_Work to complete_: Render the listing below as a Markdown table with the columns "No." and "Line," one row per line and the row number in "No." Skip blank lines and leave the pictures out.

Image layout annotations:
---

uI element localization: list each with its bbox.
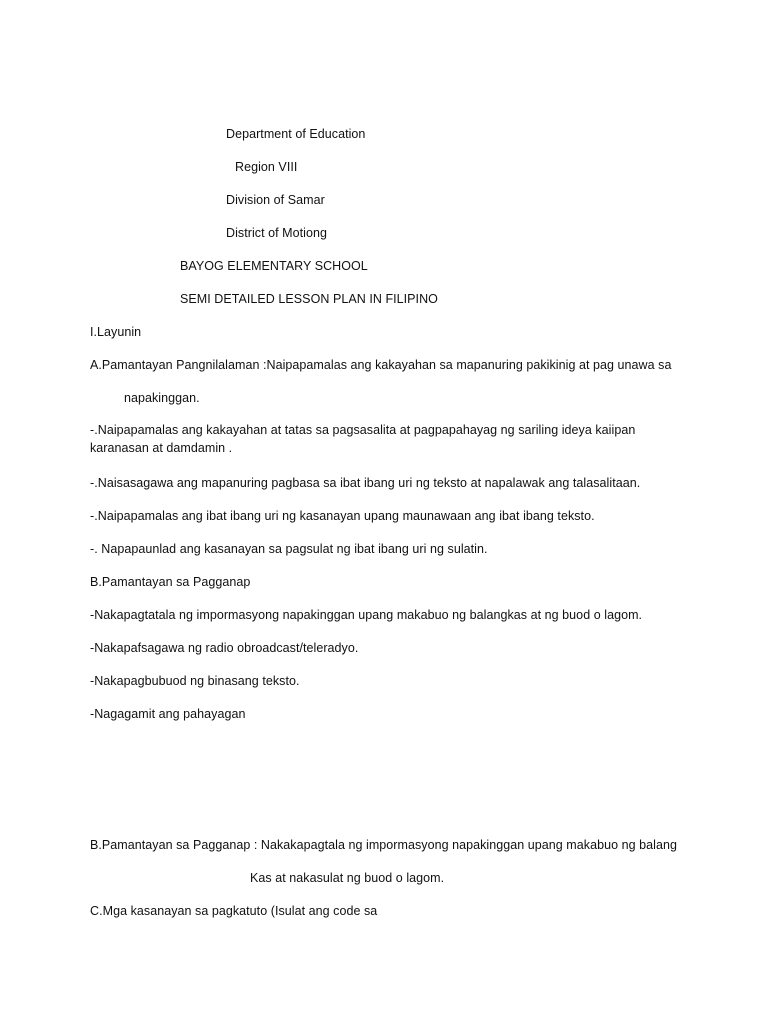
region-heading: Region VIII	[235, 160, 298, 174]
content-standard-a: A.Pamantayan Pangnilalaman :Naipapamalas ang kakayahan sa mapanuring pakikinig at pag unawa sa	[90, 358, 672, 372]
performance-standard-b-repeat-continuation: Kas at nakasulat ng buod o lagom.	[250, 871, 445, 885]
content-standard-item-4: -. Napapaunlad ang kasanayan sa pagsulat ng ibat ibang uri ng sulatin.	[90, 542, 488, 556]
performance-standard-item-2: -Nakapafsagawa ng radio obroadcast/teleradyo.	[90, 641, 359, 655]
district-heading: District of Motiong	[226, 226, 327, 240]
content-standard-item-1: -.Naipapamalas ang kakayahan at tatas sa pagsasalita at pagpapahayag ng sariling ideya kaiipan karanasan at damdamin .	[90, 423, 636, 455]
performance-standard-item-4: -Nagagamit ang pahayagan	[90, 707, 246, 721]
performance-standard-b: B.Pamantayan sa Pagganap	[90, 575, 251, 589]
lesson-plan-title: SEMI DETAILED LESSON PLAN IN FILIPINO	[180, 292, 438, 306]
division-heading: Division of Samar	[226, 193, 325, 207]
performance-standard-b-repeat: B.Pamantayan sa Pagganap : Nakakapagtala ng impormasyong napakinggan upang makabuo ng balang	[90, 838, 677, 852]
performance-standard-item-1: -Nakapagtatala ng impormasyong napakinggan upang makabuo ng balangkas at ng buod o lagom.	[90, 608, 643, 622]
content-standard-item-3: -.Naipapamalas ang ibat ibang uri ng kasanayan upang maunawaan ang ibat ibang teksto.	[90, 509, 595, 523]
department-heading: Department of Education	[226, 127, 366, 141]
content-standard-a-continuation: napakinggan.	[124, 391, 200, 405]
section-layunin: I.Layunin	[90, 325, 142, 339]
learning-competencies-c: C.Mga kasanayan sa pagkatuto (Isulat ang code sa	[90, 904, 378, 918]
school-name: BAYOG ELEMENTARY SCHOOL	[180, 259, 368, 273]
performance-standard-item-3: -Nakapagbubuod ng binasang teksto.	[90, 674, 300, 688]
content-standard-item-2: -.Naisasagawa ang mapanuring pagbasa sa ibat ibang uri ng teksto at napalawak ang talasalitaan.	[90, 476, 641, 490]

---

_Task answer_:
| No. | Line |
|---|---|
| 1 | uI element localization: list each with its bbox. |
| 2 | region-heading: Region VIII	[235, 160, 298, 174] |
| 3 | content-standard-a: A.Pamantayan Pangnilalaman :Naipapamalas ang kakayahan sa mapanuring pakikinig at pag unawa sa	[90, 358, 672, 372] |
| 4 | performance-standard-b-repeat-continuation: Kas at nakasulat ng buod o lagom.	[250, 871, 445, 885] |
| 5 | content-standard-item-4: -. Napapaunlad ang kasanayan sa pagsulat ng ibat ibang uri ng sulatin.	[90, 542, 488, 556] |
| 6 | performance-standard-item-2: -Nakapafsagawa ng radio obroadcast/teleradyo.	[90, 641, 359, 655] |
| 7 | district-heading: District of Motiong	[226, 226, 327, 240] |
| 8 | content-standard-item-1: -.Naipapamalas ang kakayahan at tatas sa pagsasalita at pagpapahayag ng sariling ideya kaiipan karanasan at damdamin .	[90, 423, 636, 455] |
| 9 | performance-standard-item-4: -Nagagamit ang pahayagan	[90, 707, 246, 721] |
| 10 | performance-standard-b: B.Pamantayan sa Pagganap	[90, 575, 251, 589] |
| 11 | lesson-plan-title: SEMI DETAILED LESSON PLAN IN FILIPINO	[180, 292, 438, 306] |
| 12 | division-heading: Division of Samar	[226, 193, 325, 207] |
| 13 | performance-standard-b-repeat: B.Pamantayan sa Pagganap : Nakakapagtala ng impormasyong napakinggan upang makabuo ng balang	[90, 838, 677, 852] |
| 14 | performance-standard-item-1: -Nakapagtatala ng impormasyong napakinggan upang makabuo ng balangkas at ng buod o lagom.	[90, 608, 643, 622] |
| 15 | content-standard-item-3: -.Naipapamalas ang ibat ibang uri ng kasanayan upang maunawaan ang ibat ibang teksto.	[90, 509, 595, 523] |
| 16 | department-heading: Department of Education	[226, 127, 366, 141] |
| 17 | content-standard-a-continuation: napakinggan.	[124, 391, 200, 405] |
| 18 | section-layunin: I.Layunin	[90, 325, 142, 339] |
| 19 | learning-competencies-c: C.Mga kasanayan sa pagkatuto (Isulat ang code sa	[90, 904, 378, 918] |
| 20 | school-name: BAYOG ELEMENTARY SCHOOL	[180, 259, 368, 273] |
| 21 | performance-standard-item-3: -Nakapagbubuod ng binasang teksto.	[90, 674, 300, 688] |
| 22 | content-standard-item-2: -.Naisasagawa ang mapanuring pagbasa sa ibat ibang uri ng teksto at napalawak ang talasalitaan.	[90, 476, 641, 490] |